-- Start of Records shown --

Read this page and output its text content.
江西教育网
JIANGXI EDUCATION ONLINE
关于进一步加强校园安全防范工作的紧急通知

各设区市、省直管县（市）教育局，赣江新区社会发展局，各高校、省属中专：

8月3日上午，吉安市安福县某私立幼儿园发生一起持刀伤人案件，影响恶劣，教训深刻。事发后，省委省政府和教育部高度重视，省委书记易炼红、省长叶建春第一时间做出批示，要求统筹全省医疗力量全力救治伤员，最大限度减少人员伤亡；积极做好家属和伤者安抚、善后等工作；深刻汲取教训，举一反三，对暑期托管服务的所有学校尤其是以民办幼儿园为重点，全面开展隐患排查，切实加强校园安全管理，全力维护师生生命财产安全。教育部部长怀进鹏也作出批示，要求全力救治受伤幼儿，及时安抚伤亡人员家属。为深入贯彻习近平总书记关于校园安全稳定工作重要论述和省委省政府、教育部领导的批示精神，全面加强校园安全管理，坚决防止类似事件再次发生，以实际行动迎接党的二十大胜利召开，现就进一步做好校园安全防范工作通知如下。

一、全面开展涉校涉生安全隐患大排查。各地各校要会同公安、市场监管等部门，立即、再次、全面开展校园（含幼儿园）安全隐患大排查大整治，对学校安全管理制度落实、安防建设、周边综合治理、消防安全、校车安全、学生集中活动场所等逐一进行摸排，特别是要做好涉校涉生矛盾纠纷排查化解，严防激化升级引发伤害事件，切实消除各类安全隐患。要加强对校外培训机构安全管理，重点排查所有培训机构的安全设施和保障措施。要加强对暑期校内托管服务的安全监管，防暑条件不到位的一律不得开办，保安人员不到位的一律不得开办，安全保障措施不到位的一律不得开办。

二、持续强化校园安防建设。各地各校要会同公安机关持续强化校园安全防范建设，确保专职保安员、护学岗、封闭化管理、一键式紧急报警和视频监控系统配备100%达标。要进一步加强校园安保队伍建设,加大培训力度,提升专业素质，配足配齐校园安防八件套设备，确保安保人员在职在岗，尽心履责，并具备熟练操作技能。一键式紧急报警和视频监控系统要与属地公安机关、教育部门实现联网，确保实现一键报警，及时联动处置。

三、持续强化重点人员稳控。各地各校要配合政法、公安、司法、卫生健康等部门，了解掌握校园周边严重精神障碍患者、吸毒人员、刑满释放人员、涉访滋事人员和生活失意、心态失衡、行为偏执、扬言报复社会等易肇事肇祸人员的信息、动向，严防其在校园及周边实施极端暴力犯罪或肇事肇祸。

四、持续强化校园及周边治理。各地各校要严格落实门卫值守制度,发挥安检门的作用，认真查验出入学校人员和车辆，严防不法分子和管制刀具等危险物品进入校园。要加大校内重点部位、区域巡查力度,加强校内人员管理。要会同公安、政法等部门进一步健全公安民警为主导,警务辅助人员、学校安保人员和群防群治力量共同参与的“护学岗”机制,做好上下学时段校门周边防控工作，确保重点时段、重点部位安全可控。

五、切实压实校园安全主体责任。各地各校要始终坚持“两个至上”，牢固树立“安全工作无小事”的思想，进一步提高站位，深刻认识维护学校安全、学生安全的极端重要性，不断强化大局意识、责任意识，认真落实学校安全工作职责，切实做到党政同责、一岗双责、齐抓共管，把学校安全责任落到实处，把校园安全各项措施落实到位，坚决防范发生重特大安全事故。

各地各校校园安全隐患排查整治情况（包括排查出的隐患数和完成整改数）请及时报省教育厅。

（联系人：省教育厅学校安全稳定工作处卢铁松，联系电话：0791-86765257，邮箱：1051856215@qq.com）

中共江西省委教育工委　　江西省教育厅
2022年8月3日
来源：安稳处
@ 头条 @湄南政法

-- End of Records shown --

§ **To do**
Everything in the listing above should be restated exactly.

§ **Task response**
Read this page and output its text content.
江西教育网
JIANGXI EDUCATION ONLINE
关于进一步加强校园安全防范工作的紧急通知

各设区市、省直管县（市）教育局，赣江新区社会发展局，各高校、省属中专：

8月3日上午，吉安市安福县某私立幼儿园发生一起持刀伤人案件，影响恶劣，教训深刻。事发后，省委省政府和教育部高度重视，省委书记易炼红、省长叶建春第一时间做出批示，要求统筹全省医疗力量全力救治伤员，最大限度减少人员伤亡；积极做好家属和伤者安抚、善后等工作；深刻汲取教训，举一反三，对暑期托管服务的所有学校尤其是以民办幼儿园为重点，全面开展隐患排查，切实加强校园安全管理，全力维护师生生命财产安全。教育部部长怀进鹏也作出批示，要求全力救治受伤幼儿，及时安抚伤亡人员家属。为深入贯彻习近平总书记关于校园安全稳定工作重要论述和省委省政府、教育部领导的批示精神，全面加强校园安全管理，坚决防止类似事件再次发生，以实际行动迎接党的二十大胜利召开，现就进一步做好校园安全防范工作通知如下。

一、全面开展涉校涉生安全隐患大排查。各地各校要会同公安、市场监管等部门，立即、再次、全面开展校园（含幼儿园）安全隐患大排查大整治，对学校安全管理制度落实、安防建设、周边综合治理、消防安全、校车安全、学生集中活动场所等逐一进行摸排，特别是要做好涉校涉生矛盾纠纷排查化解，严防激化升级引发伤害事件，切实消除各类安全隐患。要加强对校外培训机构安全管理，重点排查所有培训机构的安全设施和保障措施。要加强对暑期校内托管服务的安全监管，防暑条件不到位的一律不得开办，保安人员不到位的一律不得开办，安全保障措施不到位的一律不得开办。

二、持续强化校园安防建设。各地各校要会同公安机关持续强化校园安全防范建设，确保专职保安员、护学岗、封闭化管理、一键式紧急报警和视频监控系统配备100%达标。要进一步加强校园安保队伍建设,加大培训力度,提升专业素质，配足配齐校园安防八件套设备，确保安保人员在职在岗，尽心履责，并具备熟练操作技能。一键式紧急报警和视频监控系统要与属地公安机关、教育部门实现联网，确保实现一键报警，及时联动处置。

三、持续强化重点人员稳控。各地各校要配合政法、公安、司法、卫生健康等部门，了解掌握校园周边严重精神障碍患者、吸毒人员、刑满释放人员、涉访滋事人员和生活失意、心态失衡、行为偏执、扬言报复社会等易肇事肇祸人员的信息、动向，严防其在校园及周边实施极端暴力犯罪或肇事肇祸。

四、持续强化校园及周边治理。各地各校要严格落实门卫值守制度,发挥安检门的作用，认真查验出入学校人员和车辆，严防不法分子和管制刀具等危险物品进入校园。要加大校内重点部位、区域巡查力度,加强校内人员管理。要会同公安、政法等部门进一步健全公安民警为主导,警务辅助人员、学校安保人员和群防群治力量共同参与的“护学岗”机制,做好上下学时段校门周边防控工作，确保重点时段、重点部位安全可控。

五、切实压实校园安全主体责任。各地各校要始终坚持“两个至上”，牢固树立“安全工作无小事”的思想，进一步提高站位，深刻认识维护学校安全、学生安全的极端重要性，不断强化大局意识、责任意识，认真落实学校安全工作职责，切实做到党政同责、一岗双责、齐抓共管，把学校安全责任落到实处，把校园安全各项措施落实到位，坚决防范发生重特大安全事故。

各地各校校园安全隐患排查整治情况（包括排查出的隐患数和完成整改数）请及时报省教育厅。

（联系人：省教育厅学校安全稳定工作处卢铁松，联系电话：0791-86765257，邮箱：1051856215@qq.com）

中共江西省委教育工委　　江西省教育厅
2022年8月3日
来源：安稳处
@ 头条 @湄南政法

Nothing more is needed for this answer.